**Supplied data:**
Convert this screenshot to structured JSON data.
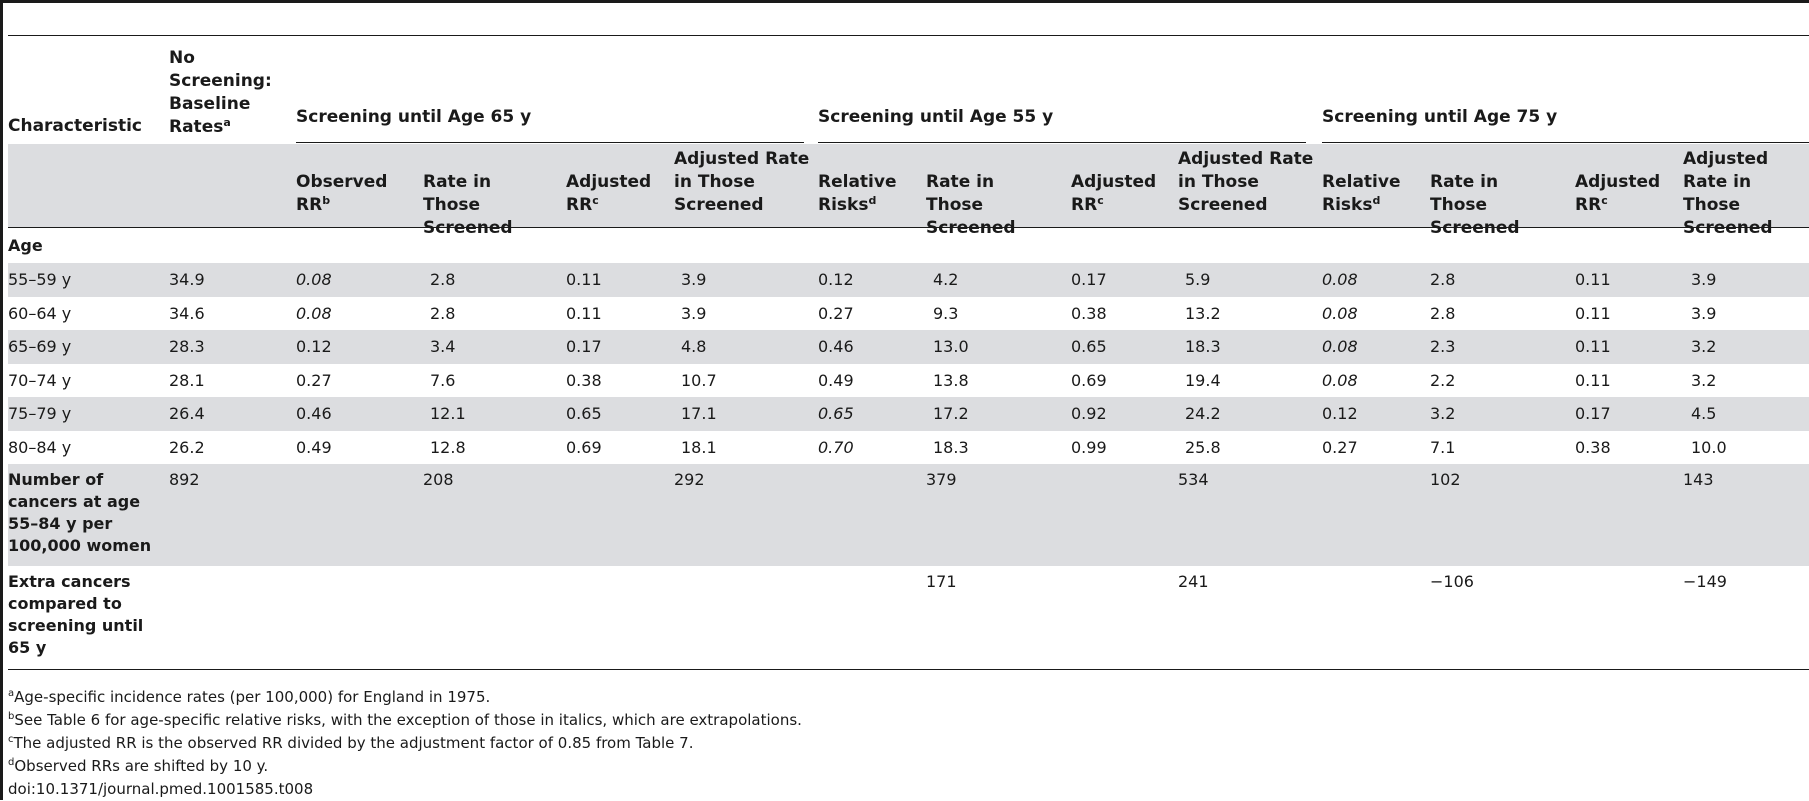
{
  "headers": {
    "characteristic": "Characteristic",
    "baseline": "No Screening: Baseline Rates",
    "baseline_sup": "a",
    "group65": "Screening until Age 65 y",
    "group55": "Screening until Age 55 y",
    "group75": "Screening until Age 75 y",
    "observed_rr": "Observed RR",
    "observed_rr_sup": "b",
    "rate_screened": "Rate in Those Screened",
    "adjusted_rr": "Adjusted RR",
    "adjusted_rr_sup": "c",
    "adjusted_rate": "Adjusted Rate in Those Screened",
    "relative_risks": "Relative Risks",
    "relative_risks_sup": "d"
  },
  "section_age": "Age",
  "rows": [
    {
      "label": "55–59 y",
      "base": "34.9",
      "c1": "0.08",
      "c1i": true,
      "c2": "2.8",
      "c3": "0.11",
      "c4": "3.9",
      "c5": "0.12",
      "c5i": false,
      "c6": "4.2",
      "c7": "0.17",
      "c8": "5.9",
      "c9": "0.08",
      "c9i": true,
      "c10": "2.8",
      "c11": "0.11",
      "c12": "3.9"
    },
    {
      "label": "60–64 y",
      "base": "34.6",
      "c1": "0.08",
      "c1i": true,
      "c2": "2.8",
      "c3": "0.11",
      "c4": "3.9",
      "c5": "0.27",
      "c5i": false,
      "c6": "9.3",
      "c7": "0.38",
      "c8": "13.2",
      "c9": "0.08",
      "c9i": true,
      "c10": "2.8",
      "c11": "0.11",
      "c12": "3.9"
    },
    {
      "label": "65–69 y",
      "base": "28.3",
      "c1": "0.12",
      "c1i": false,
      "c2": "3.4",
      "c3": "0.17",
      "c4": "4.8",
      "c5": "0.46",
      "c5i": false,
      "c6": "13.0",
      "c7": "0.65",
      "c8": "18.3",
      "c9": "0.08",
      "c9i": true,
      "c10": "2.3",
      "c11": "0.11",
      "c12": "3.2"
    },
    {
      "label": "70–74 y",
      "base": "28.1",
      "c1": "0.27",
      "c1i": false,
      "c2": "7.6",
      "c3": "0.38",
      "c4": "10.7",
      "c5": "0.49",
      "c5i": false,
      "c6": "13.8",
      "c7": "0.69",
      "c8": "19.4",
      "c9": "0.08",
      "c9i": true,
      "c10": "2.2",
      "c11": "0.11",
      "c12": "3.2"
    },
    {
      "label": "75–79 y",
      "base": "26.4",
      "c1": "0.46",
      "c1i": false,
      "c2": "12.1",
      "c3": "0.65",
      "c4": "17.1",
      "c5": "0.65",
      "c5i": true,
      "c6": "17.2",
      "c7": "0.92",
      "c8": "24.2",
      "c9": "0.12",
      "c9i": false,
      "c10": "3.2",
      "c11": "0.17",
      "c12": "4.5"
    },
    {
      "label": "80–84 y",
      "base": "26.2",
      "c1": "0.49",
      "c1i": false,
      "c2": "12.8",
      "c3": "0.69",
      "c4": "18.1",
      "c5": "0.70",
      "c5i": true,
      "c6": "18.3",
      "c7": "0.99",
      "c8": "25.8",
      "c9": "0.27",
      "c9i": false,
      "c10": "7.1",
      "c11": "0.38",
      "c12": "10.0"
    }
  ],
  "summary": [
    {
      "label": "Number of cancers at age 55–84 y per 100,000 women",
      "base": "892",
      "c2": "208",
      "c4": "292",
      "c6": "379",
      "c8": "534",
      "c10": "102",
      "c12": "143"
    },
    {
      "label": "Extra cancers compared to screening until 65 y",
      "base": "",
      "c2": "",
      "c4": "",
      "c6": "171",
      "c8": "241",
      "c10": "−106",
      "c12": "−149"
    }
  ],
  "footnotes": [
    {
      "mark": "a",
      "text": "Age-specific incidence rates (per 100,000) for England in 1975."
    },
    {
      "mark": "b",
      "text": "See Table 6 for age-specific relative risks, with the exception of those in italics, which are extrapolations."
    },
    {
      "mark": "c",
      "text": "The adjusted RR is the observed RR divided by the adjustment factor of 0.85 from Table 7."
    },
    {
      "mark": "d",
      "text": "Observed RRs are shifted by 10 y."
    }
  ],
  "doi": "doi:10.1371/journal.pmed.1001585.t008"
}
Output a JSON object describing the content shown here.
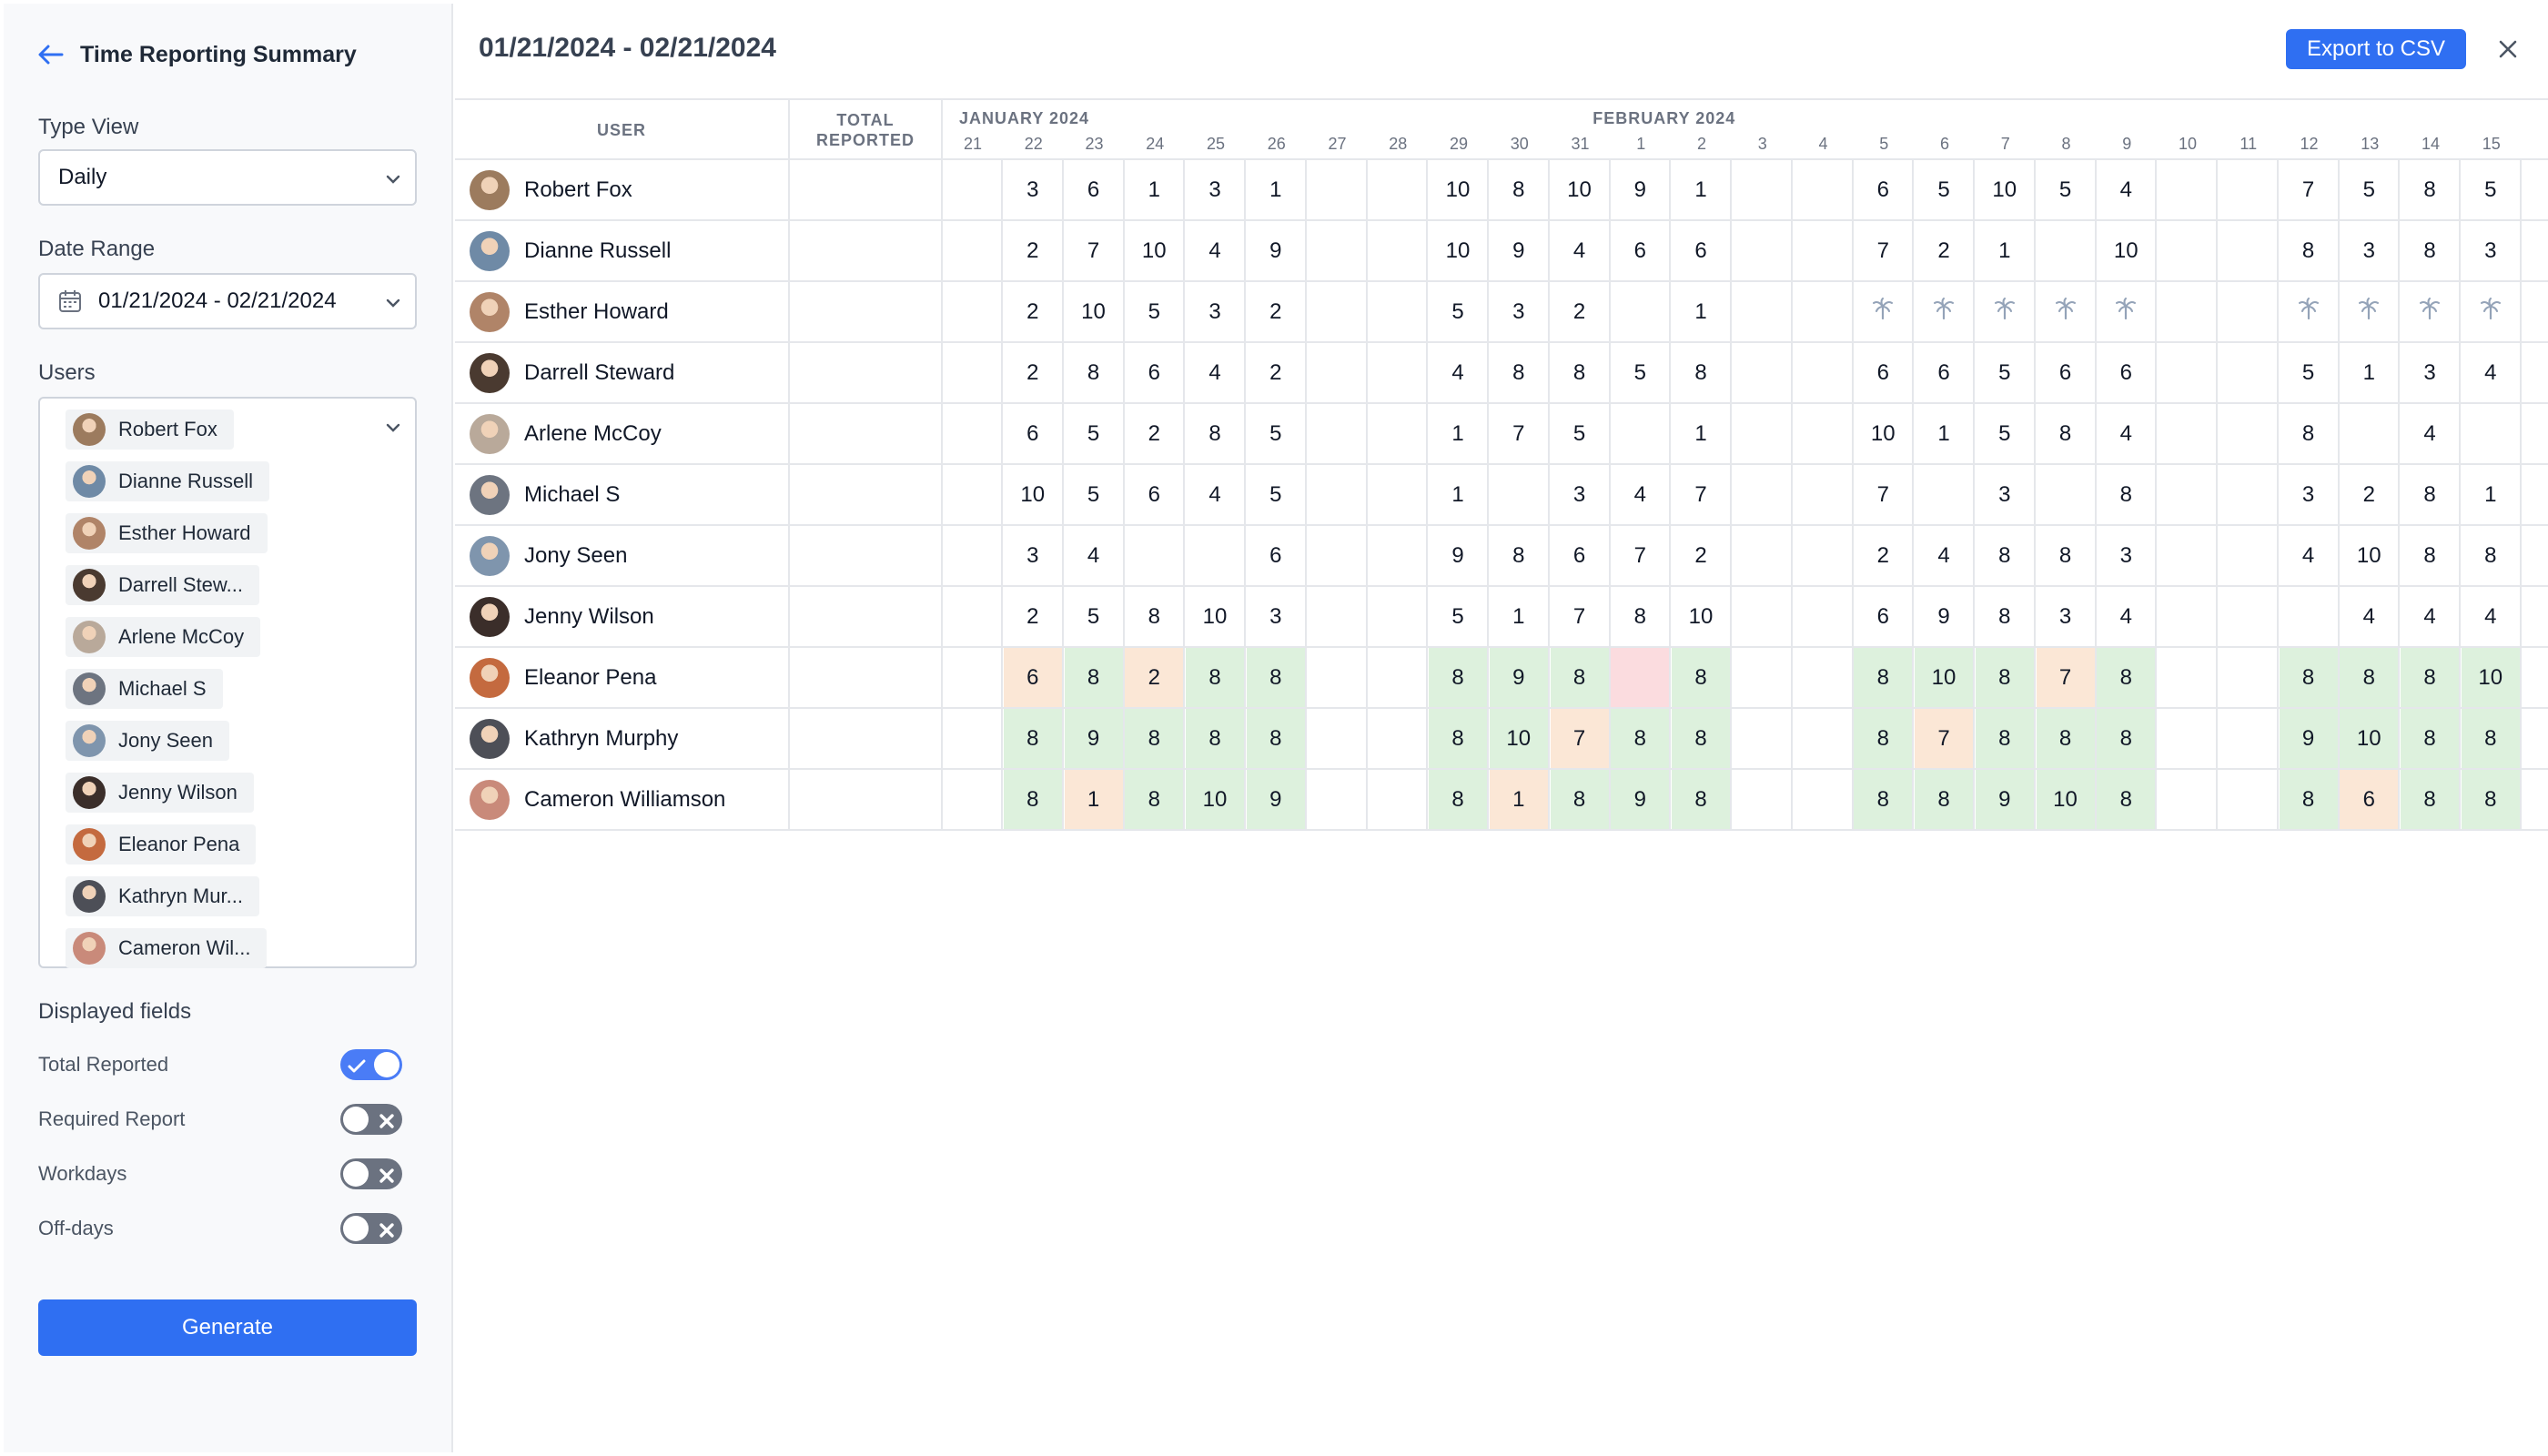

**What you should do:**
Output a faithful copy of the data, with each picture left out.

**Response:**
Convert this screenshot to structured JSON data.
{
  "headers": {
    "characteristic": "Characteristic",
    "baseline": "No Screening: Baseline Rates",
    "baseline_sup": "a",
    "group65": "Screening until Age 65 y",
    "group55": "Screening until Age 55 y",
    "group75": "Screening until Age 75 y",
    "observed_rr": "Observed RR",
    "observed_rr_sup": "b",
    "rate_screened": "Rate in Those Screened",
    "adjusted_rr": "Adjusted RR",
    "adjusted_rr_sup": "c",
    "adjusted_rate": "Adjusted Rate in Those Screened",
    "relative_risks": "Relative Risks",
    "relative_risks_sup": "d"
  },
  "section_age": "Age",
  "rows": [
    {
      "label": "55–59 y",
      "base": "34.9",
      "c1": "0.08",
      "c1i": true,
      "c2": "2.8",
      "c3": "0.11",
      "c4": "3.9",
      "c5": "0.12",
      "c5i": false,
      "c6": "4.2",
      "c7": "0.17",
      "c8": "5.9",
      "c9": "0.08",
      "c9i": true,
      "c10": "2.8",
      "c11": "0.11",
      "c12": "3.9"
    },
    {
      "label": "60–64 y",
      "base": "34.6",
      "c1": "0.08",
      "c1i": true,
      "c2": "2.8",
      "c3": "0.11",
      "c4": "3.9",
      "c5": "0.27",
      "c5i": false,
      "c6": "9.3",
      "c7": "0.38",
      "c8": "13.2",
      "c9": "0.08",
      "c9i": true,
      "c10": "2.8",
      "c11": "0.11",
      "c12": "3.9"
    },
    {
      "label": "65–69 y",
      "base": "28.3",
      "c1": "0.12",
      "c1i": false,
      "c2": "3.4",
      "c3": "0.17",
      "c4": "4.8",
      "c5": "0.46",
      "c5i": false,
      "c6": "13.0",
      "c7": "0.65",
      "c8": "18.3",
      "c9": "0.08",
      "c9i": true,
      "c10": "2.3",
      "c11": "0.11",
      "c12": "3.2"
    },
    {
      "label": "70–74 y",
      "base": "28.1",
      "c1": "0.27",
      "c1i": false,
      "c2": "7.6",
      "c3": "0.38",
      "c4": "10.7",
      "c5": "0.49",
      "c5i": false,
      "c6": "13.8",
      "c7": "0.69",
      "c8": "19.4",
      "c9": "0.08",
      "c9i": true,
      "c10": "2.2",
      "c11": "0.11",
      "c12": "3.2"
    },
    {
      "label": "75–79 y",
      "base": "26.4",
      "c1": "0.46",
      "c1i": false,
      "c2": "12.1",
      "c3": "0.65",
      "c4": "17.1",
      "c5": "0.65",
      "c5i": true,
      "c6": "17.2",
      "c7": "0.92",
      "c8": "24.2",
      "c9": "0.12",
      "c9i": false,
      "c10": "3.2",
      "c11": "0.17",
      "c12": "4.5"
    },
    {
      "label": "80–84 y",
      "base": "26.2",
      "c1": "0.49",
      "c1i": false,
      "c2": "12.8",
      "c3": "0.69",
      "c4": "18.1",
      "c5": "0.70",
      "c5i": true,
      "c6": "18.3",
      "c7": "0.99",
      "c8": "25.8",
      "c9": "0.27",
      "c9i": false,
      "c10": "7.1",
      "c11": "0.38",
      "c12": "10.0"
    }
  ],
  "summary": [
    {
      "label": "Number of cancers at age 55–84 y per 100,000 women",
      "base": "892",
      "c2": "208",
      "c4": "292",
      "c6": "379",
      "c8": "534",
      "c10": "102",
      "c12": "143"
    },
    {
      "label": "Extra cancers compared to screening until 65 y",
      "base": "",
      "c2": "",
      "c4": "",
      "c6": "171",
      "c8": "241",
      "c10": "−106",
      "c12": "−149"
    }
  ],
  "footnotes": [
    {
      "mark": "a",
      "text": "Age-specific incidence rates (per 100,000) for England in 1975."
    },
    {
      "mark": "b",
      "text": "See Table 6 for age-specific relative risks, with the exception of those in italics, which are extrapolations."
    },
    {
      "mark": "c",
      "text": "The adjusted RR is the observed RR divided by the adjustment factor of 0.85 from Table 7."
    },
    {
      "mark": "d",
      "text": "Observed RRs are shifted by 10 y."
    }
  ],
  "doi": "doi:10.1371/journal.pmed.1001585.t008"
}
Output a JSON object describing the content shown here.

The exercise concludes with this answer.